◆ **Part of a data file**
::::
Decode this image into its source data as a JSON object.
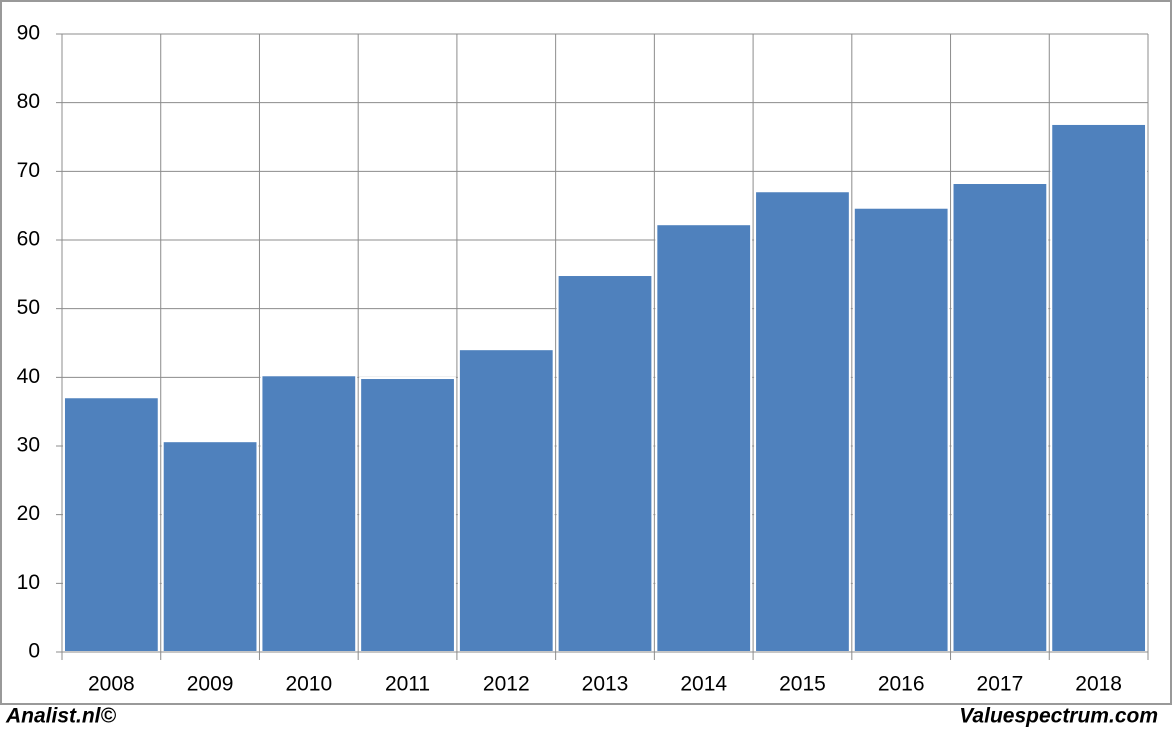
{
  "chart_data": {
    "type": "bar",
    "categories": [
      "2008",
      "2009",
      "2010",
      "2011",
      "2012",
      "2013",
      "2014",
      "2015",
      "2016",
      "2017",
      "2018"
    ],
    "values": [
      37.1,
      30.7,
      40.3,
      39.9,
      44.1,
      54.9,
      62.3,
      67.1,
      64.7,
      68.3,
      76.9
    ],
    "color": "#4f81bd",
    "ylim": [
      0,
      90
    ],
    "yticks": [
      0,
      10,
      20,
      30,
      40,
      50,
      60,
      70,
      80,
      90
    ],
    "grid": true
  },
  "footer": {
    "left": "Analist.nl©",
    "right": "Valuespectrum.com"
  }
}
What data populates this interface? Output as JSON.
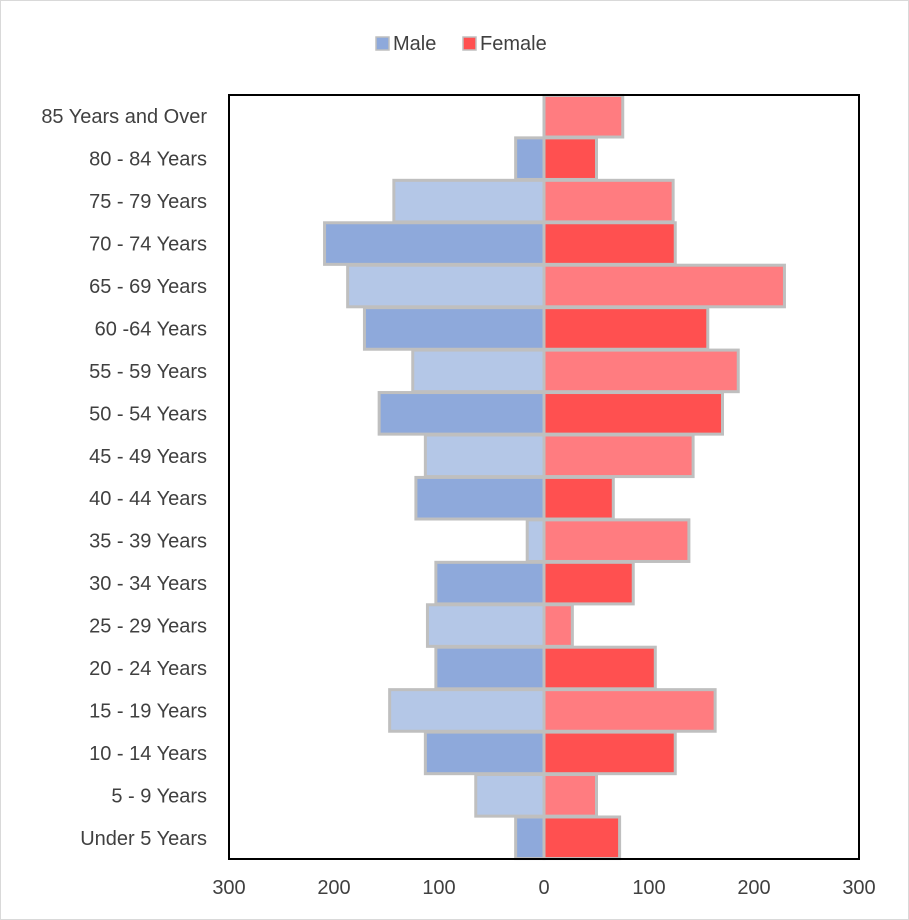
{
  "chart_data": {
    "type": "bar",
    "orientation": "horizontal",
    "title": "",
    "xlabel": "",
    "ylabel": "",
    "xlim": [
      -300,
      300
    ],
    "xticks": [
      -300,
      -200,
      -100,
      0,
      100,
      200,
      300
    ],
    "xtick_labels": [
      "300",
      "200",
      "100",
      "0",
      "100",
      "200",
      "300"
    ],
    "grid": false,
    "legend_position": "top",
    "categories": [
      "Under 5 Years",
      "5 - 9 Years",
      "10 - 14 Years",
      "15 - 19 Years",
      "20 - 24 Years",
      "25 - 29 Years",
      "30 - 34 Years",
      "35 - 39 Years",
      "40 - 44 Years",
      "45 - 49 Years",
      "50 - 54 Years",
      "55 - 59 Years",
      "60 -64 Years",
      "65 - 69 Years",
      "70 - 74 Years",
      "75 - 79 Years",
      "80 - 84 Years",
      "85 Years and Over"
    ],
    "series": [
      {
        "name": "Male",
        "color": "#8ea9db",
        "alt_color": "#b4c7e7",
        "values": [
          -27,
          -65,
          -113,
          -147,
          -103,
          -111,
          -103,
          -16,
          -122,
          -113,
          -157,
          -125,
          -171,
          -187,
          -209,
          -143,
          -27,
          0
        ]
      },
      {
        "name": "Female",
        "color": "#ff5050",
        "alt_color": "#ff7c80",
        "values": [
          72,
          50,
          125,
          163,
          106,
          27,
          85,
          138,
          66,
          142,
          170,
          185,
          156,
          229,
          125,
          123,
          50,
          75
        ]
      }
    ]
  }
}
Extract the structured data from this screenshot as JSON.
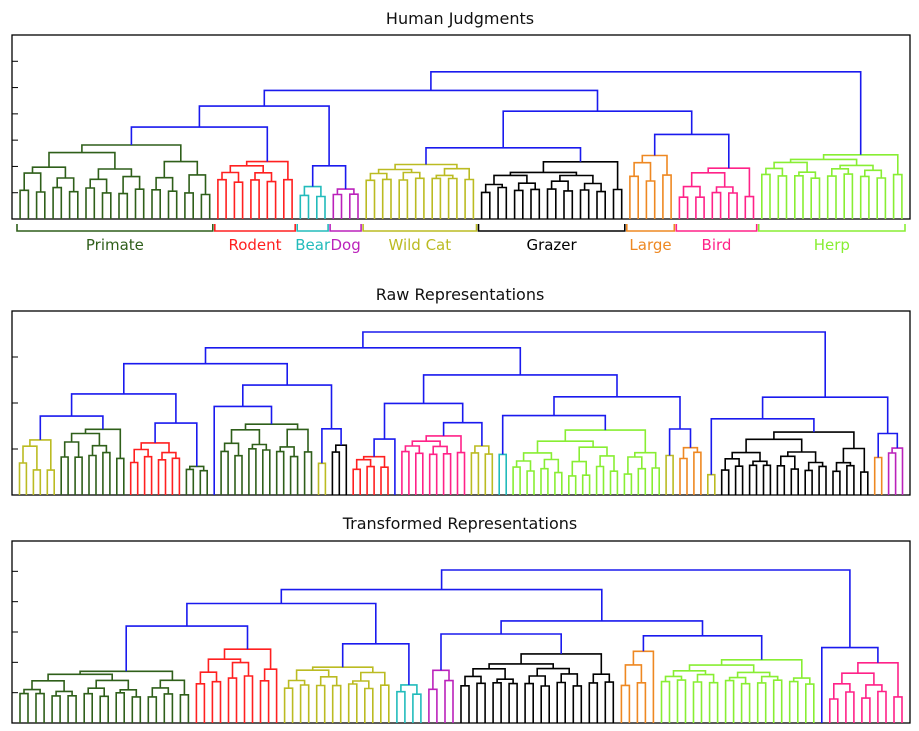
{
  "panels": [
    {
      "title": "Human Judgments",
      "groups": [
        {
          "name": "Primate",
          "color": "#2f5f1a",
          "leaves": 24
        },
        {
          "name": "Rodent",
          "color": "#ff2020",
          "leaves": 10
        },
        {
          "name": "Bear",
          "color": "#22bbbb",
          "leaves": 4
        },
        {
          "name": "Dog",
          "color": "#bb22bb",
          "leaves": 4
        },
        {
          "name": "Wild Cat",
          "color": "#bbbb22",
          "leaves": 14
        },
        {
          "name": "Grazer",
          "color": "#000000",
          "leaves": 18
        },
        {
          "name": "Large",
          "color": "#ee8822",
          "leaves": 6
        },
        {
          "name": "Bird",
          "color": "#ff2288",
          "leaves": 10
        },
        {
          "name": "Herp",
          "color": "#88ee33",
          "leaves": 18
        }
      ]
    },
    {
      "title": "Raw Representations",
      "groups": [
        {
          "name": "",
          "color": "#bbbb22",
          "leaves": 6
        },
        {
          "name": "",
          "color": "#2f5f1a",
          "leaves": 10
        },
        {
          "name": "",
          "color": "#ff2020",
          "leaves": 8
        },
        {
          "name": "",
          "color": "#2f5f1a",
          "leaves": 4
        },
        {
          "name": "",
          "color": "#22bbbb",
          "leaves": 1
        },
        {
          "name": "",
          "color": "#2f5f1a",
          "leaves": 14
        },
        {
          "name": "",
          "color": "#bbbb22",
          "leaves": 2
        },
        {
          "name": "",
          "color": "#000000",
          "leaves": 3
        },
        {
          "name": "",
          "color": "#ff2020",
          "leaves": 6
        },
        {
          "name": "",
          "color": "#000000",
          "leaves": 1
        },
        {
          "name": "",
          "color": "#ff2288",
          "leaves": 10
        },
        {
          "name": "",
          "color": "#bbbb22",
          "leaves": 4
        },
        {
          "name": "",
          "color": "#22bbbb",
          "leaves": 2
        },
        {
          "name": "",
          "color": "#88ee33",
          "leaves": 22
        },
        {
          "name": "",
          "color": "#bbbb22",
          "leaves": 2
        },
        {
          "name": "",
          "color": "#ee8822",
          "leaves": 4
        },
        {
          "name": "",
          "color": "#bbbb22",
          "leaves": 2
        },
        {
          "name": "",
          "color": "#000000",
          "leaves": 22
        },
        {
          "name": "",
          "color": "#ee8822",
          "leaves": 2
        },
        {
          "name": "",
          "color": "#bb22bb",
          "leaves": 3
        }
      ]
    },
    {
      "title": "Transformed Representations",
      "groups": [
        {
          "name": "",
          "color": "#2f5f1a",
          "leaves": 22
        },
        {
          "name": "",
          "color": "#ff2020",
          "leaves": 11
        },
        {
          "name": "",
          "color": "#bbbb22",
          "leaves": 14
        },
        {
          "name": "",
          "color": "#22bbbb",
          "leaves": 4
        },
        {
          "name": "",
          "color": "#bb22bb",
          "leaves": 4
        },
        {
          "name": "",
          "color": "#000000",
          "leaves": 20
        },
        {
          "name": "",
          "color": "#ee8822",
          "leaves": 5
        },
        {
          "name": "",
          "color": "#88ee33",
          "leaves": 20
        },
        {
          "name": "",
          "color": "#ee8822",
          "leaves": 1
        },
        {
          "name": "",
          "color": "#ff2288",
          "leaves": 10
        }
      ]
    }
  ],
  "link_color": "#1a1aee"
}
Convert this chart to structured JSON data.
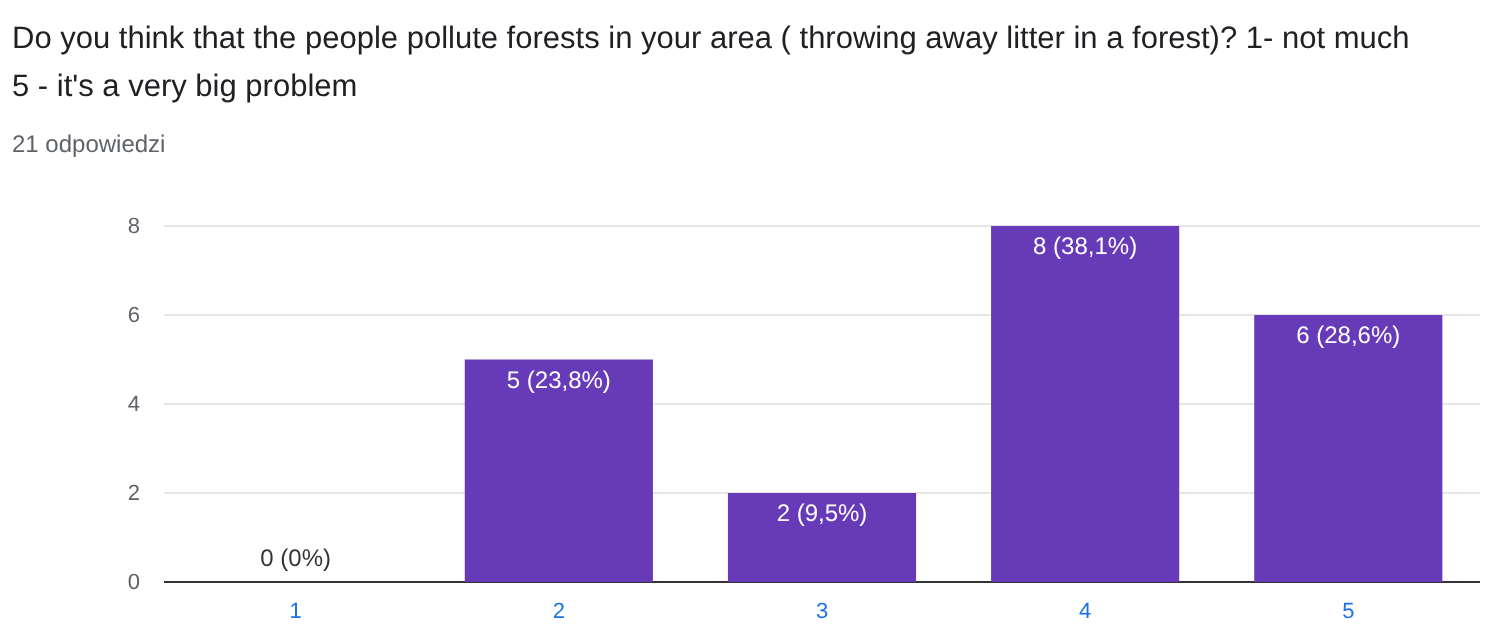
::::
◆ **Task prompt**
Every line above should be repeated exactly; pictures stay out of the copy.

◆ **Finished exercise**
Decode this image into its source data as a JSON object.
{
  "chart_data": {
    "type": "bar",
    "categories": [
      "2008",
      "2009",
      "2010",
      "2011",
      "2012",
      "2013",
      "2014",
      "2015",
      "2016",
      "2017",
      "2018"
    ],
    "values": [
      37.1,
      30.7,
      40.3,
      39.9,
      44.1,
      54.9,
      62.3,
      67.1,
      64.7,
      68.3,
      76.9
    ],
    "color": "#4f81bd",
    "ylim": [
      0,
      90
    ],
    "yticks": [
      0,
      10,
      20,
      30,
      40,
      50,
      60,
      70,
      80,
      90
    ],
    "grid": true
  },
  "footer": {
    "left": "Analist.nl©",
    "right": "Valuespectrum.com"
  }
}
What data populates this interface? Output as JSON.
{
  "chart_data": {
    "type": "bar",
    "orientation": "horizontal",
    "title": "",
    "xlabel": "",
    "ylabel": "",
    "xlim": [
      -300,
      300
    ],
    "xticks": [
      -300,
      -200,
      -100,
      0,
      100,
      200,
      300
    ],
    "xtick_labels": [
      "300",
      "200",
      "100",
      "0",
      "100",
      "200",
      "300"
    ],
    "grid": false,
    "legend_position": "top",
    "categories": [
      "Under 5 Years",
      "5 - 9 Years",
      "10 - 14 Years",
      "15 - 19 Years",
      "20 - 24 Years",
      "25 - 29 Years",
      "30 - 34 Years",
      "35 - 39 Years",
      "40 - 44 Years",
      "45 - 49 Years",
      "50 - 54 Years",
      "55 - 59 Years",
      "60 -64 Years",
      "65 - 69 Years",
      "70 - 74 Years",
      "75 - 79 Years",
      "80 - 84 Years",
      "85 Years and Over"
    ],
    "series": [
      {
        "name": "Male",
        "color": "#8ea9db",
        "alt_color": "#b4c7e7",
        "values": [
          -27,
          -65,
          -113,
          -147,
          -103,
          -111,
          -103,
          -16,
          -122,
          -113,
          -157,
          -125,
          -171,
          -187,
          -209,
          -143,
          -27,
          0
        ]
      },
      {
        "name": "Female",
        "color": "#ff5050",
        "alt_color": "#ff7c80",
        "values": [
          72,
          50,
          125,
          163,
          106,
          27,
          85,
          138,
          66,
          142,
          170,
          185,
          156,
          229,
          125,
          123,
          50,
          75
        ]
      }
    ]
  }
}
Extract the structured data from this screenshot as JSON.
{
  "panels": [
    {
      "title": "Human Judgments",
      "groups": [
        {
          "name": "Primate",
          "color": "#2f5f1a",
          "leaves": 24
        },
        {
          "name": "Rodent",
          "color": "#ff2020",
          "leaves": 10
        },
        {
          "name": "Bear",
          "color": "#22bbbb",
          "leaves": 4
        },
        {
          "name": "Dog",
          "color": "#bb22bb",
          "leaves": 4
        },
        {
          "name": "Wild Cat",
          "color": "#bbbb22",
          "leaves": 14
        },
        {
          "name": "Grazer",
          "color": "#000000",
          "leaves": 18
        },
        {
          "name": "Large",
          "color": "#ee8822",
          "leaves": 6
        },
        {
          "name": "Bird",
          "color": "#ff2288",
          "leaves": 10
        },
        {
          "name": "Herp",
          "color": "#88ee33",
          "leaves": 18
        }
      ]
    },
    {
      "title": "Raw Representations",
      "groups": [
        {
          "name": "",
          "color": "#bbbb22",
          "leaves": 6
        },
        {
          "name": "",
          "color": "#2f5f1a",
          "leaves": 10
        },
        {
          "name": "",
          "color": "#ff2020",
          "leaves": 8
        },
        {
          "name": "",
          "color": "#2f5f1a",
          "leaves": 4
        },
        {
          "name": "",
          "color": "#22bbbb",
          "leaves": 1
        },
        {
          "name": "",
          "color": "#2f5f1a",
          "leaves": 14
        },
        {
          "name": "",
          "color": "#bbbb22",
          "leaves": 2
        },
        {
          "name": "",
          "color": "#000000",
          "leaves": 3
        },
        {
          "name": "",
          "color": "#ff2020",
          "leaves": 6
        },
        {
          "name": "",
          "color": "#000000",
          "leaves": 1
        },
        {
          "name": "",
          "color": "#ff2288",
          "leaves": 10
        },
        {
          "name": "",
          "color": "#bbbb22",
          "leaves": 4
        },
        {
          "name": "",
          "color": "#22bbbb",
          "leaves": 2
        },
        {
          "name": "",
          "color": "#88ee33",
          "leaves": 22
        },
        {
          "name": "",
          "color": "#bbbb22",
          "leaves": 2
        },
        {
          "name": "",
          "color": "#ee8822",
          "leaves": 4
        },
        {
          "name": "",
          "color": "#bbbb22",
          "leaves": 2
        },
        {
          "name": "",
          "color": "#000000",
          "leaves": 22
        },
        {
          "name": "",
          "color": "#ee8822",
          "leaves": 2
        },
        {
          "name": "",
          "color": "#bb22bb",
          "leaves": 3
        }
      ]
    },
    {
      "title": "Transformed Representations",
      "groups": [
        {
          "name": "",
          "color": "#2f5f1a",
          "leaves": 22
        },
        {
          "name": "",
          "color": "#ff2020",
          "leaves": 11
        },
        {
          "name": "",
          "color": "#bbbb22",
          "leaves": 14
        },
        {
          "name": "",
          "color": "#22bbbb",
          "leaves": 4
        },
        {
          "name": "",
          "color": "#bb22bb",
          "leaves": 4
        },
        {
          "name": "",
          "color": "#000000",
          "leaves": 20
        },
        {
          "name": "",
          "color": "#ee8822",
          "leaves": 5
        },
        {
          "name": "",
          "color": "#88ee33",
          "leaves": 20
        },
        {
          "name": "",
          "color": "#ee8822",
          "leaves": 1
        },
        {
          "name": "",
          "color": "#ff2288",
          "leaves": 10
        }
      ]
    }
  ],
  "link_color": "#1a1aee"
}
Convert this chart to structured JSON data.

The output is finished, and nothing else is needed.